Written task ->
Quote these lines exactly: the one that holds "Extract all readable text from this page." and every line after it to the end of the material below. Skip pictures.

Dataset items
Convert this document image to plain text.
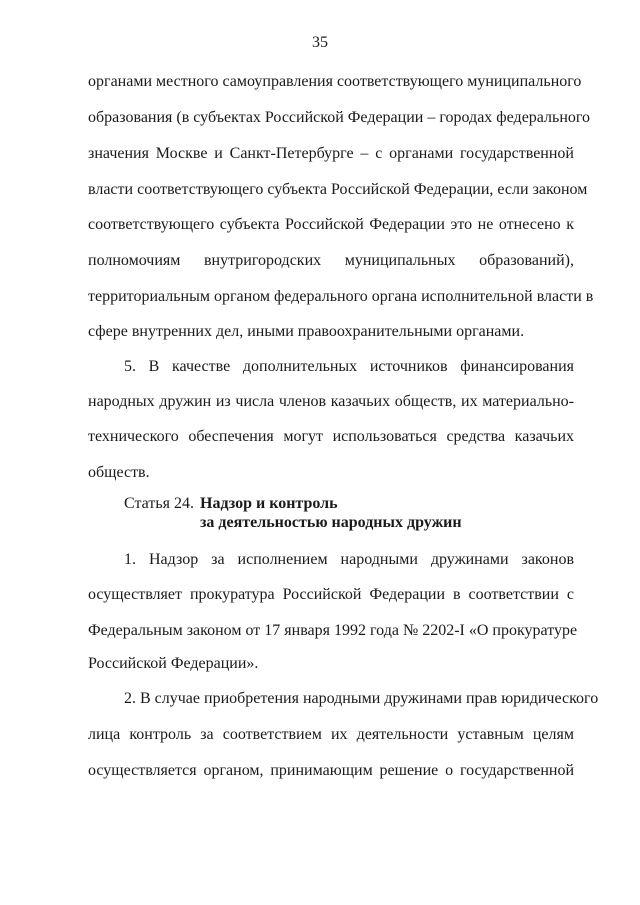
35
органами местного самоуправления соответствующего муниципального
образования (в субъектах Российской Федерации – городах федерального
значения Москве и Санкт-Петербурге – с органами государственной
власти соответствующего субъекта Российской Федерации, если законом
соответствующего субъекта Российской Федерации это не отнесено к
полномочиям внутригородских муниципальных образований),
территориальным органом федерального органа исполнительной власти в
сфере внутренних дел, иными правоохранительными органами.
5. В качестве дополнительных источников финансирования
народных дружин из числа членов казачьих обществ, их материально-
технического обеспечения могут использоваться средства казачьих
обществ.
Статья 24. Надзор и контроль
за деятельностью народных дружин
1. Надзор за исполнением народными дружинами законов
осуществляет прокуратура Российской Федерации в соответствии с
Федеральным законом от 17 января 1992 года № 2202-I «О прокуратуре
Российской Федерации».
2. В случае приобретения народными дружинами прав юридического
лица контроль за соответствием их деятельности уставным целям
осуществляется органом, принимающим решение о государственной
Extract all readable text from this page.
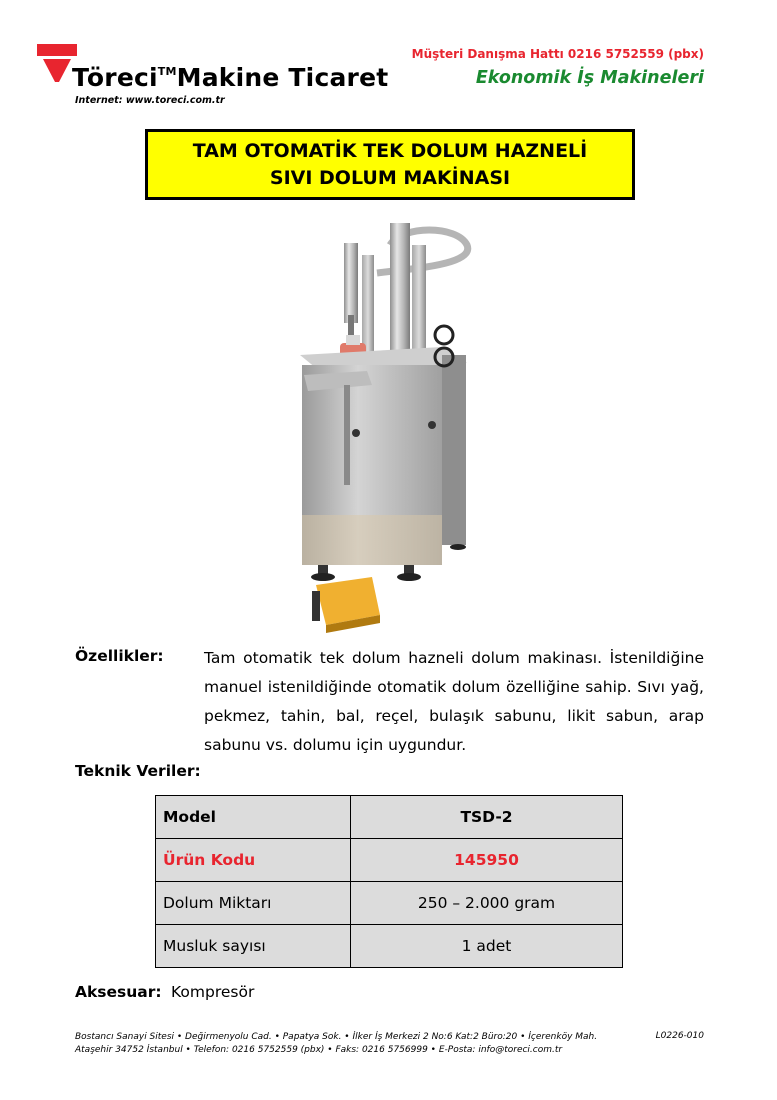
Töreci™Makine Ticaret
Internet: www.toreci.com.tr
Müşteri Danışma Hattı 0216 5752559 (pbx)
Ekonomik İş Makineleri
TAM OTOMATİK TEK DOLUM HAZNELİ
SIVI DOLUM MAKİNASI
Özellikler:	Tam otomatik tek dolum hazneli dolum makinası. İstenildiğine manuel istenildiğinde otomatik dolum özelliğine sahip. Sıvı yağ, pekmez, tahin, bal, reçel, bulaşık sabunu, likit sabun, arap sabunu vs. dolumu için uygundur.
Teknik Veriler:
Model	TSD-2
Ürün Kodu	145950
Dolum Miktarı	250 – 2.000 gram
Musluk sayısı	1 adet
Aksesuar: Kompresör
Bostancı Sanayi Sitesi • Değirmenyolu Cad. • Papatya Sok. • İlker İş Merkezi 2 No:6 Kat:2 Büro:20 • İçerenköy Mah.
Ataşehir 34752 İstanbul • Telefon: 0216 5752559 (pbx) • Faks: 0216 5756999 • E-Posta: info@toreci.com.tr
L0226-010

Answer ->
Extract all readable text from this page.
Töreci™Makine Ticaret
Internet: www.toreci.com.tr
Müşteri Danışma Hattı 0216 5752559 (pbx)
Ekonomik İş Makineleri
TAM OTOMATİK TEK DOLUM HAZNELİ
SIVI DOLUM MAKİNASI
Özellikler:	Tam otomatik tek dolum hazneli dolum makinası. İstenildiğine manuel istenildiğinde otomatik dolum özelliğine sahip. Sıvı yağ, pekmez, tahin, bal, reçel, bulaşık sabunu, likit sabun, arap sabunu vs. dolumu için uygundur.
Teknik Veriler:
Model	TSD-2
Ürün Kodu	145950
Dolum Miktarı	250 – 2.000 gram
Musluk sayısı	1 adet
Aksesuar: Kompresör
Bostancı Sanayi Sitesi • Değirmenyolu Cad. • Papatya Sok. • İlker İş Merkezi 2 No:6 Kat:2 Büro:20 • İçerenköy Mah.
Ataşehir 34752 İstanbul • Telefon: 0216 5752559 (pbx) • Faks: 0216 5756999 • E-Posta: info@toreci.com.tr
L0226-010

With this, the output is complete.